*Document passage*:
↓

Keep Streets Live response to Cultural Clampdown/PSPO consultation in Birmingham

Keep Streets Live response to Cultural Clampdown/PSPO consultation in Birmingham

A real threat exists to cultural and civic freedoms on the streets of Birmingham where the City Council have opened a consultation to make it a criminal offence for buskers to use any amplification on key pitches in the city. Please take the time to respond to the online consultation which you can complete by following this link: https://www.birminghambeheard.org.uk/place/the-introduction-of-public-spaces-protection-order/consultation/intro/view

The Keep Streets Live Campaign has already submitted a response to the consultation which we reproduce below. Our response explains in detail why the PSPO is not the right response to the problems in Birmingham and calls on the council to work with the busking community in the city to find a compromise that allows the council to deal with complaints about noise and nuisance on the one hand, but safeguards cultural freedoms and a vibrant and open busking policy on the other. You can feel free to use our response to the consultation as a reference point for your own response:

Keep Streets Live Response to PSPO Consultation 

The Keep Streets Live Campaign is a not for profit organisation which exists to protect access to public space for informal offerings of art and music and to prevent the encroachment of criminal law upon grassroots culture. We seek to work alongside local authorities wherever possible to build positive relationships that safeguard street culture, and to constructively challenge policies that marginalise street culture.

↑

Labeled region entries
↓

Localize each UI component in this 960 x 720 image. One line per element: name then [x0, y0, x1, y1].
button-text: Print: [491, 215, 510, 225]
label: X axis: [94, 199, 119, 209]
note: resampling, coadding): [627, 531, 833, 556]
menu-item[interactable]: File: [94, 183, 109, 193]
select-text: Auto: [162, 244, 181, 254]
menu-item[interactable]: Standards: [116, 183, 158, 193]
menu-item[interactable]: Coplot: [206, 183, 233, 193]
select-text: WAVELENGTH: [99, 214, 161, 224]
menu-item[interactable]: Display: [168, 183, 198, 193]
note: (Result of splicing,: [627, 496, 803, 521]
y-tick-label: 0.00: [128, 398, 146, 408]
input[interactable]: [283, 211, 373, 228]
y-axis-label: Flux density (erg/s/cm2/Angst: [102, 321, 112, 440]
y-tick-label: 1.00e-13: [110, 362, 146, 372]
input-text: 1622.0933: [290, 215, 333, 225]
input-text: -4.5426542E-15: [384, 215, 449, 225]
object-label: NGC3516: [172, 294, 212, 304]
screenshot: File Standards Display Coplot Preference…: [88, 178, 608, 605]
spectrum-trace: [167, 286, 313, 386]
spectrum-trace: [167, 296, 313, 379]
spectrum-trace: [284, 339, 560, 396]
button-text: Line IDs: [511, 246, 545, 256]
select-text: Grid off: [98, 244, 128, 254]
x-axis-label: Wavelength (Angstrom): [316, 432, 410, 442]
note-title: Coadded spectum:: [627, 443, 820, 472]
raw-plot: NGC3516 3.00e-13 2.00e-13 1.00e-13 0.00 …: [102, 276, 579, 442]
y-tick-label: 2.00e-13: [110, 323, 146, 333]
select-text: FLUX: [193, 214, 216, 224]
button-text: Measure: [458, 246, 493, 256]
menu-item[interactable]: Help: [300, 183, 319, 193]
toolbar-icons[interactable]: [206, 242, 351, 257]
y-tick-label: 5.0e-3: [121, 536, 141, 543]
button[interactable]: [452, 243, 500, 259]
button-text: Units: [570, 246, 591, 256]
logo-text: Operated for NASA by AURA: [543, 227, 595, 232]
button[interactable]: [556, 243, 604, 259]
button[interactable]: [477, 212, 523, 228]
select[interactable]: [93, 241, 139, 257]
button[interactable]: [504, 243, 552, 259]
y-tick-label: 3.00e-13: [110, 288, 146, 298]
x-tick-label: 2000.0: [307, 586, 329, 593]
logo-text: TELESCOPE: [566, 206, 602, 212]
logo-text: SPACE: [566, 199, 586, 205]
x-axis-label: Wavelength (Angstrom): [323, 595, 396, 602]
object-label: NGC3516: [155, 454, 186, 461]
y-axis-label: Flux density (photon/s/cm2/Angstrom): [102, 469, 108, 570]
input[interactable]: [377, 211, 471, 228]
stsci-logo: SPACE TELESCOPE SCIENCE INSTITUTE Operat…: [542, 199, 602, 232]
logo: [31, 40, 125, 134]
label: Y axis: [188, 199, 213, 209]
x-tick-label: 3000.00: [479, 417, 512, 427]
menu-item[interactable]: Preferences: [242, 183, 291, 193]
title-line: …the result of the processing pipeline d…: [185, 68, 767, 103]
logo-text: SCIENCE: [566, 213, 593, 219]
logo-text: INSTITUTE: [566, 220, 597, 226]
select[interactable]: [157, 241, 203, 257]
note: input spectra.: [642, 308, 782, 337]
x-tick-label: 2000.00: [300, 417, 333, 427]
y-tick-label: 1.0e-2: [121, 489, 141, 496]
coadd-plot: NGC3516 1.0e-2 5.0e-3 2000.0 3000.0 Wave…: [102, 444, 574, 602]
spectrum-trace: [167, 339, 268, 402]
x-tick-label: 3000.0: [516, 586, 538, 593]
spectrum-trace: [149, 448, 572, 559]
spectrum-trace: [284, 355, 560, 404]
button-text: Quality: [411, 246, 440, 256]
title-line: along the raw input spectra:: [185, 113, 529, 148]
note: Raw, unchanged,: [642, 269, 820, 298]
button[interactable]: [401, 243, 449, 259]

↑

*Exercise set*:
a - In the busking campaign text, condense the paragraph beginning "The Keep Streets Live Campaign is a not for profit organisation" into a short bulleted list that keeps its main facts.
b - Reproduce word for word the portion of the busking campaign text that opens with the words containing "The Keep Streets Live Campaign is" and closes with "marginalise street culture.".

*Task-by-task solutions*:
a -
- Keep Streets Live is a not-for-profit organization.
- It protects access to public space for informal art and music.
- It works to keep criminal law from encroaching on grassroots culture.
- Where possible, it works with local authorities to build positive relationships that safeguard street culture.
- It constructively challenges policies that marginalize street culture.

b -
The Keep Streets Live Campaign is a not for profit organisation which exists to protect access to public space for informal offerings of art and music and to prevent the encroachment of criminal law upon grassroots culture. We seek to work alongside local authorities wherever possible to build positive relationships that safeguard street culture, and to constructively challenge policies that marginalise street culture.